• Stated exercise
Leave out the pictures; transcribe all else exactly.

• Records for this exercise

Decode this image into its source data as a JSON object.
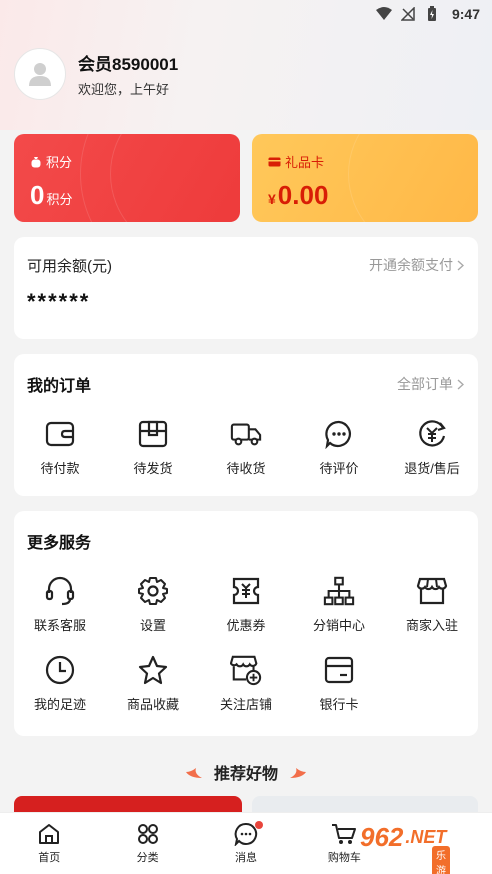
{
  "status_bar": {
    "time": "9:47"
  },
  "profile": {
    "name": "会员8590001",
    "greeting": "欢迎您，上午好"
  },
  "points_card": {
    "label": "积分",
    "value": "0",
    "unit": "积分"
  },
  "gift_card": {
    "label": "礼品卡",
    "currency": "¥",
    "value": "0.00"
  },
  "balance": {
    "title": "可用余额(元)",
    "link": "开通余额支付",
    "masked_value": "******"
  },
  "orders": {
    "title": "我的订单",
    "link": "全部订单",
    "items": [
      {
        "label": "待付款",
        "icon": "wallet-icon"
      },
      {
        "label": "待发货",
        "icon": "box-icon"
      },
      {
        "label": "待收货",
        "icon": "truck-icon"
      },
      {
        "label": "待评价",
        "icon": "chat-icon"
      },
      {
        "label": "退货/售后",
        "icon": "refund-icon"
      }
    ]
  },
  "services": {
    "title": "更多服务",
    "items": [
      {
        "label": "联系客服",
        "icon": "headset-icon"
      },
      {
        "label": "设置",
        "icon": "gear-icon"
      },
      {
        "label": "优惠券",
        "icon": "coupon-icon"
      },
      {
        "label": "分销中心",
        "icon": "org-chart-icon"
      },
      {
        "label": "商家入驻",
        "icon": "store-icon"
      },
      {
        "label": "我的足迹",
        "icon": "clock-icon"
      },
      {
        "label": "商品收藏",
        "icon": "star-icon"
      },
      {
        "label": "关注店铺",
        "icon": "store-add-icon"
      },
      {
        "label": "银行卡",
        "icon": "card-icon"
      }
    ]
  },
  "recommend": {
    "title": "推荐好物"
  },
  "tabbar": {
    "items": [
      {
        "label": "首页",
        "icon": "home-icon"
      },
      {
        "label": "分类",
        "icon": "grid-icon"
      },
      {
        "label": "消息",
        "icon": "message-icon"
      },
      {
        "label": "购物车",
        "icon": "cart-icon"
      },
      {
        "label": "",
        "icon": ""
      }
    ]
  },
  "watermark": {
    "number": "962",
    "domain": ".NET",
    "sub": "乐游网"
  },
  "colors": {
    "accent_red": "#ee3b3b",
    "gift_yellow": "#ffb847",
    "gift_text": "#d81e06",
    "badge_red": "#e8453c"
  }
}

• Reply
Decode this image into its source data as a JSON object.
{
  "status_bar": {
    "time": "9:47"
  },
  "profile": {
    "name": "会员8590001",
    "greeting": "欢迎您，上午好"
  },
  "points_card": {
    "label": "积分",
    "value": "0",
    "unit": "积分"
  },
  "gift_card": {
    "label": "礼品卡",
    "currency": "¥",
    "value": "0.00"
  },
  "balance": {
    "title": "可用余额(元)",
    "link": "开通余额支付",
    "masked_value": "******"
  },
  "orders": {
    "title": "我的订单",
    "link": "全部订单",
    "items": [
      {
        "label": "待付款",
        "icon": "wallet-icon"
      },
      {
        "label": "待发货",
        "icon": "box-icon"
      },
      {
        "label": "待收货",
        "icon": "truck-icon"
      },
      {
        "label": "待评价",
        "icon": "chat-icon"
      },
      {
        "label": "退货/售后",
        "icon": "refund-icon"
      }
    ]
  },
  "services": {
    "title": "更多服务",
    "items": [
      {
        "label": "联系客服",
        "icon": "headset-icon"
      },
      {
        "label": "设置",
        "icon": "gear-icon"
      },
      {
        "label": "优惠券",
        "icon": "coupon-icon"
      },
      {
        "label": "分销中心",
        "icon": "org-chart-icon"
      },
      {
        "label": "商家入驻",
        "icon": "store-icon"
      },
      {
        "label": "我的足迹",
        "icon": "clock-icon"
      },
      {
        "label": "商品收藏",
        "icon": "star-icon"
      },
      {
        "label": "关注店铺",
        "icon": "store-add-icon"
      },
      {
        "label": "银行卡",
        "icon": "card-icon"
      }
    ]
  },
  "recommend": {
    "title": "推荐好物"
  },
  "tabbar": {
    "items": [
      {
        "label": "首页",
        "icon": "home-icon"
      },
      {
        "label": "分类",
        "icon": "grid-icon"
      },
      {
        "label": "消息",
        "icon": "message-icon"
      },
      {
        "label": "购物车",
        "icon": "cart-icon"
      },
      {
        "label": "",
        "icon": ""
      }
    ]
  },
  "watermark": {
    "number": "962",
    "domain": ".NET",
    "sub": "乐游网"
  },
  "colors": {
    "accent_red": "#ee3b3b",
    "gift_yellow": "#ffb847",
    "gift_text": "#d81e06",
    "badge_red": "#e8453c"
  }
}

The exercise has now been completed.